____ Document
I like to consider myself both an optimist and a humanist, one of those people who believes that all will be right in the end and that people are inherently good. Sometimes, it’s hard to believe these things, because we’re living in troubling times. My beliefs in optimism and humanism have been tarnished by the seemingly unending prevalence of school shootings and political scandals and the vapidity of the American entertainment industry. Priorities are backwards. Violence is everywhere. We’re consuming instead of giving. Where’s the hope?
But every once in awhile, a story comes along that renews my belief in humanity.
Today, it’s the story of what’s happening in Arizona in response to the Yarnell Hill fire.
First, a confession. Until yesterday morning, I hadn’t really been aware as to what was happening in Yarnell. Sure, I’d heard of what was going on. I knew that 19 firefighters had lost their lives fighting this blaze and that hundreds of residents had been evacuated. I was generally informed, but I wasn’t aware.
I don’t watch the news – or much TV for that matter as there’s only one TV with cable in my house. I don’t own a laptop at the moment and I don’t actively look up news articles online. I hear about most things through social media, as sad as that sounds. Call it ignorance. Call it self preservation. Call it laziness. Call it whatever you want to, but it’s my reality.
________
____ Extracted material
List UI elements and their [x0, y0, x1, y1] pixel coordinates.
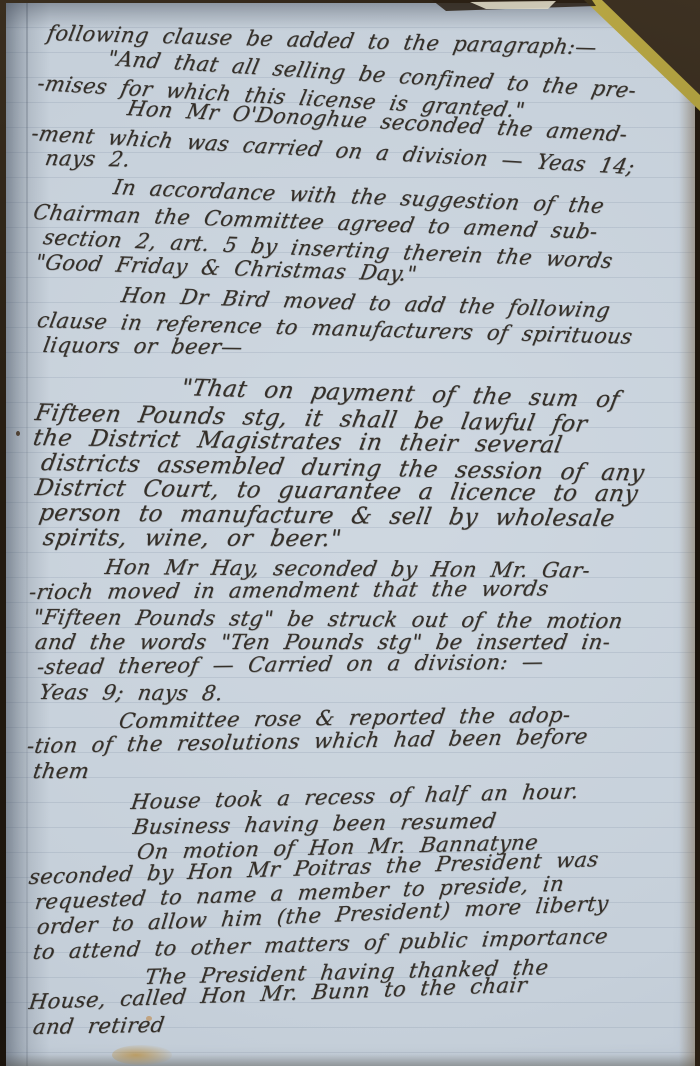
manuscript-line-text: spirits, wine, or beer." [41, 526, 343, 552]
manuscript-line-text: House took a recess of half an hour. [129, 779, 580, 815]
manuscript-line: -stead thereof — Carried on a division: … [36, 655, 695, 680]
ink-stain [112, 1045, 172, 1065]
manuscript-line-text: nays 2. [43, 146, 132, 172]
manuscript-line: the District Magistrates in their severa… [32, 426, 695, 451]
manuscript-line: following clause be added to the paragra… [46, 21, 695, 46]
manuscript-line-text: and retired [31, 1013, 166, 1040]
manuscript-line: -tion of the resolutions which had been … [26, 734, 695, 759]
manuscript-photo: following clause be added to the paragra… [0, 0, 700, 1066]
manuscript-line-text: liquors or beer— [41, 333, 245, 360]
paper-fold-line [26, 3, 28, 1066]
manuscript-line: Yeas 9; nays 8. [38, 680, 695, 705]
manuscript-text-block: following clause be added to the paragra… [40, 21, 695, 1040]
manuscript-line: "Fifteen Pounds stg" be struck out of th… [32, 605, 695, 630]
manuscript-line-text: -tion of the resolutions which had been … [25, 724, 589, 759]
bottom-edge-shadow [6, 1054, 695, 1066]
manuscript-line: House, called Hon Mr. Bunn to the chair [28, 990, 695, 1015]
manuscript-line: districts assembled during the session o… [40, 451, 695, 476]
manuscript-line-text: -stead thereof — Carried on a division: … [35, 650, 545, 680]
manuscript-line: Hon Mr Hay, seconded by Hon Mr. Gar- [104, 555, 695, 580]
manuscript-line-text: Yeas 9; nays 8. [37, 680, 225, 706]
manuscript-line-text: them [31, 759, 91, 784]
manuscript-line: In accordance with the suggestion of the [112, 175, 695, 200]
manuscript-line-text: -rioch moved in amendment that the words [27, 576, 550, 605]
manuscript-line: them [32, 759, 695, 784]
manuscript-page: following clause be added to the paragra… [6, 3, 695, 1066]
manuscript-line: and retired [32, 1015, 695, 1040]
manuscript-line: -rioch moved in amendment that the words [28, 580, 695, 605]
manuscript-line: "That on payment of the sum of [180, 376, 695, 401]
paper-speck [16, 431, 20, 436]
________
____ Extracted material
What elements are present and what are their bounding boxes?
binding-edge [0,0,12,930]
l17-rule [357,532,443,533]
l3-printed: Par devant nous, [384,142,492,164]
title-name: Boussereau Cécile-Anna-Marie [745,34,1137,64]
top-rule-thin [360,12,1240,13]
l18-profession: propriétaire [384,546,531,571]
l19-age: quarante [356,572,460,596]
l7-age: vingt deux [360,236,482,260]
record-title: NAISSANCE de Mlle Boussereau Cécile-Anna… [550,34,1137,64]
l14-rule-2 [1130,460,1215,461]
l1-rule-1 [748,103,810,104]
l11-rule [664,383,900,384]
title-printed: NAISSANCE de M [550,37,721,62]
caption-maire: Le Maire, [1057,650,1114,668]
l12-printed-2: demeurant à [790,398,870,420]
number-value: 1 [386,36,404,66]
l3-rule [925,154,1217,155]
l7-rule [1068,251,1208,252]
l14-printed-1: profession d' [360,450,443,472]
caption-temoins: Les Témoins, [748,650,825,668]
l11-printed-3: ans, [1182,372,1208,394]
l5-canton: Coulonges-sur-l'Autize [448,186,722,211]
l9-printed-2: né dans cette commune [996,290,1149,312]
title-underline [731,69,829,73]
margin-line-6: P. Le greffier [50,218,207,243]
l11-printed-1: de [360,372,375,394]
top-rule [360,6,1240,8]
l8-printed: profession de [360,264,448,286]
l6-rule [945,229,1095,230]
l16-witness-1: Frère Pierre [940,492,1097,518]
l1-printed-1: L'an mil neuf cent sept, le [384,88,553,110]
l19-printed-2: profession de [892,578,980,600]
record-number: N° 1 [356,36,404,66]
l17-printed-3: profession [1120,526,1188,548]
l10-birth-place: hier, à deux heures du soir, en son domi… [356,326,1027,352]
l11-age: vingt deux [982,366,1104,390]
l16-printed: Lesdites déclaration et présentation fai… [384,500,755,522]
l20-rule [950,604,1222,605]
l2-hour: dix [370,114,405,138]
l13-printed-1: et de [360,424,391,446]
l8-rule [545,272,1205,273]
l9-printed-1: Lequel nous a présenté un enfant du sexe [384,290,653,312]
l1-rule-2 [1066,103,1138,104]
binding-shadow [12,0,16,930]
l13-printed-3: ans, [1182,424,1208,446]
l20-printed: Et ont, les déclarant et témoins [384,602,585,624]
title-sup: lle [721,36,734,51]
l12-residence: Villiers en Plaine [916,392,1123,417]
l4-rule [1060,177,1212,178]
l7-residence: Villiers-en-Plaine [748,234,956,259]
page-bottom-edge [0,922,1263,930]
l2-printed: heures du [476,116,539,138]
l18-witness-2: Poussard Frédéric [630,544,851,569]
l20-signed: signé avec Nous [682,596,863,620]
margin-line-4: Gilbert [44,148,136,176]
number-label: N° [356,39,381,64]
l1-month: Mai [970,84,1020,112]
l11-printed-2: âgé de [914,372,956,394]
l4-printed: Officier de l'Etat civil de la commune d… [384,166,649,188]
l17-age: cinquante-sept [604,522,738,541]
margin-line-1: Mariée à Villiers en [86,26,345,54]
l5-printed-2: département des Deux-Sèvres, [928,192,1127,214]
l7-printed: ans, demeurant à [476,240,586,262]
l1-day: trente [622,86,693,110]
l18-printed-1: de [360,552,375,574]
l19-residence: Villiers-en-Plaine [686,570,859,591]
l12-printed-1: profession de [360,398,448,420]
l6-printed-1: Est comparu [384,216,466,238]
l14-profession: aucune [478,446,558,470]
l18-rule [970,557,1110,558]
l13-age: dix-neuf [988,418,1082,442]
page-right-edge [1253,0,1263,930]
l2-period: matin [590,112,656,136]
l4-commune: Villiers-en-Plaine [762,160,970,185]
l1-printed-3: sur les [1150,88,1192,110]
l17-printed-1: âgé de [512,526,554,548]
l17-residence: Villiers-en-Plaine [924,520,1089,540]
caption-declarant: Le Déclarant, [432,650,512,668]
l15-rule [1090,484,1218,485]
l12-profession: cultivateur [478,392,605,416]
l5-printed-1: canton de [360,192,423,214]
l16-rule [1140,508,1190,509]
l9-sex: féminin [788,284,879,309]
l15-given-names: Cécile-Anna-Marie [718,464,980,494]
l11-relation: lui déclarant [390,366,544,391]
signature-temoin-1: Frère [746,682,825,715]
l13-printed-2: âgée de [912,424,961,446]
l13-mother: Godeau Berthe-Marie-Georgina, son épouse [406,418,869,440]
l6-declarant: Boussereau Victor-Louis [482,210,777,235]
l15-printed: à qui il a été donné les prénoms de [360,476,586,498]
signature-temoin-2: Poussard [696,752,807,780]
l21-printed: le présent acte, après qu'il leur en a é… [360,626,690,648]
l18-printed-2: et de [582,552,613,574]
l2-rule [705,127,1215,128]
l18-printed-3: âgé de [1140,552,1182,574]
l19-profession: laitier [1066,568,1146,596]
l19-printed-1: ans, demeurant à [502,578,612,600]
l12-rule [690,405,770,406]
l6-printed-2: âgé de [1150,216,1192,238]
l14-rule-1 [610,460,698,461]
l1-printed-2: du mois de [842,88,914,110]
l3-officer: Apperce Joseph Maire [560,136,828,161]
________
# Work required:
In the essay on the Yarnell Hill fire, how many firefighters lost their lives fighting the blaze?

# Answer for this exercise:
Nineteen firefighters.